### Problem description
Render every row below as a Markdown table with the columns "Row" and "Content", giving each row's number and its line. Omit blank lines and the pictures.

+++ Task inputs

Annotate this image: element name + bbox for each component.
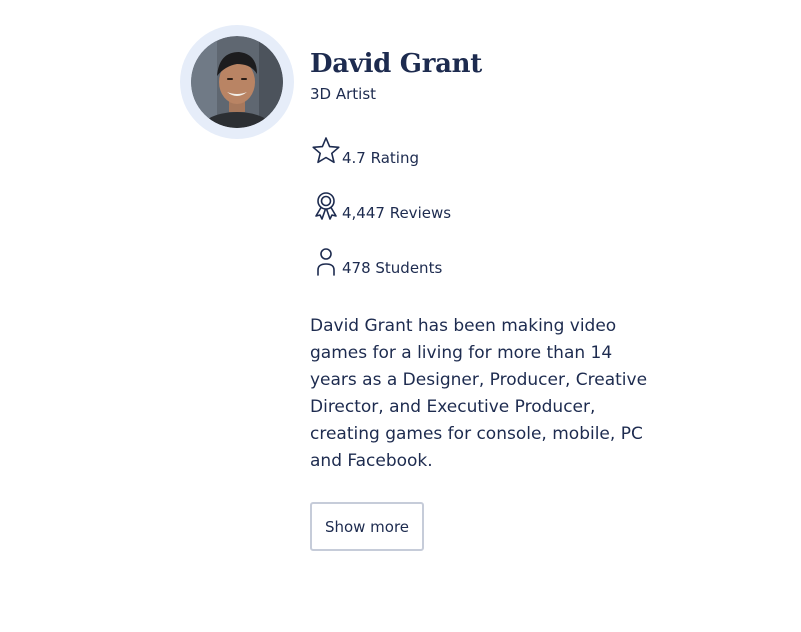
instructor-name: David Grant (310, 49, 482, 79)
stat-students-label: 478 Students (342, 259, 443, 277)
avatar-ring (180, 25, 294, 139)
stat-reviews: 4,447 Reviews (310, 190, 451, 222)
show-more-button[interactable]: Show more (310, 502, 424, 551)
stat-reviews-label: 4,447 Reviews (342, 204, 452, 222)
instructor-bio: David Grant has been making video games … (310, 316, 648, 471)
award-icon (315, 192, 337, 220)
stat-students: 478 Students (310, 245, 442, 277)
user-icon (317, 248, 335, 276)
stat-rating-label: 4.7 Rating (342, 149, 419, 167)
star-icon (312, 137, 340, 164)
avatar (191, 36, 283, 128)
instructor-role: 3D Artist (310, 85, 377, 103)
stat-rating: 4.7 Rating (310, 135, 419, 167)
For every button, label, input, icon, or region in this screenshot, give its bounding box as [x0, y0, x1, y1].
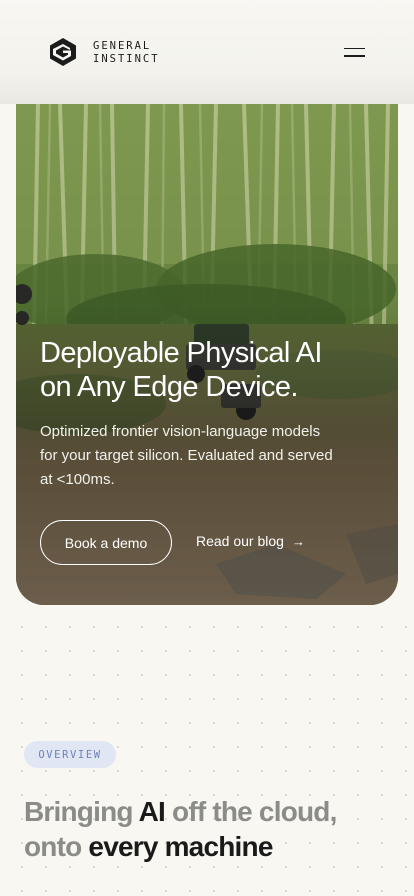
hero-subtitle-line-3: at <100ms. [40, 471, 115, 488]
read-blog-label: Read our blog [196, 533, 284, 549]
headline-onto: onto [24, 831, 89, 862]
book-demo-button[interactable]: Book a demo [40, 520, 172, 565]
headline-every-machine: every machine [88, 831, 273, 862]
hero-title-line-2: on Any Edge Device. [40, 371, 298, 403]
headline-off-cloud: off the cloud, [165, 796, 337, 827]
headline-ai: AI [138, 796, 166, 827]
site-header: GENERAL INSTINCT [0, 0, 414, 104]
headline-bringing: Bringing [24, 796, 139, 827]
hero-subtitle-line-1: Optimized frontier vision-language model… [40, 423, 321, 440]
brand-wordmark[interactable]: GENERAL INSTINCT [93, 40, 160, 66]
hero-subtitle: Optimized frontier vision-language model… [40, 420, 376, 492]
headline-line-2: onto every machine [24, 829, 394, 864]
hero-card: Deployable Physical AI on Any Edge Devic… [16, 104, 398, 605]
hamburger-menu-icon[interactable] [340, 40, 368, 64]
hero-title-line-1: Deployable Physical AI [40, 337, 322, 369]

++++++

### Completed exercise
| Row | Content |
|---|---|
| 1 | Annotate this image: element name + bbox for each component. |
| 2 | instructor-name: David Grant (310, 49, 482, 79) |
| 3 | stat-students-label: 478 Students (342, 259, 443, 277) |
| 4 | avatar-ring (180, 25, 294, 139) |
| 5 | stat-reviews: 4,447 Reviews (310, 190, 451, 222) |
| 6 | show-more-button[interactable]: Show more (310, 502, 424, 551) |
| 7 | stat-reviews-label: 4,447 Reviews (342, 204, 452, 222) |
| 8 | instructor-bio: David Grant has been making video games … (310, 316, 648, 471) |
| 9 | award-icon (315, 192, 337, 220) |
| 10 | stat-students: 478 Students (310, 245, 442, 277) |
| 11 | user-icon (317, 248, 335, 276) |
| 12 | stat-rating-label: 4.7 Rating (342, 149, 419, 167) |
| 13 | star-icon (312, 137, 340, 164) |
| 14 | avatar (191, 36, 283, 128) |
| 15 | instructor-role: 3D Artist (310, 85, 377, 103) |
| 16 | stat-rating: 4.7 Rating (310, 135, 419, 167) |
| 17 | For every button, label, input, icon, or region in this screenshot, give its bounding box as [x0, y0, x1, y1]. |
| 18 | hero-subtitle-line-3: at <100ms. [40, 471, 115, 488] |
| 19 | read-blog-label: Read our blog [196, 533, 284, 549] |
| 20 | headline-onto: onto [24, 831, 89, 862] |
| 21 | book-demo-button[interactable]: Book a demo [40, 520, 172, 565] |
| 22 | headline-every-machine: every machine [88, 831, 273, 862] |
| 23 | hero-title-line-2: on Any Edge Device. [40, 371, 298, 403] |
| 24 | headline-off-cloud: off the cloud, [165, 796, 337, 827] |
| 25 | headline-ai: AI [138, 796, 166, 827] |
| 26 | site-header: GENERAL INSTINCT [0, 0, 414, 104] |
| 27 | headline-bringing: Bringing [24, 796, 139, 827] |
| 28 | hero-subtitle-line-1: Optimized frontier vision-language model… [40, 423, 321, 440] |
| 29 | brand-wordmark[interactable]: GENERAL INSTINCT [93, 40, 160, 66] |
| 30 | hero-subtitle: Optimized frontier vision-language model… [40, 420, 376, 492] |
| 31 | headline-line-2: onto every machine [24, 829, 394, 864] |
| 32 | hero-card: Deployable Physical AI on Any Edge Devic… [16, 104, 398, 605] |
| 33 | hamburger-menu-icon[interactable] [340, 40, 368, 64] |
| 34 | hero-title-line-1: Deployable Physical AI [40, 337, 322, 369] |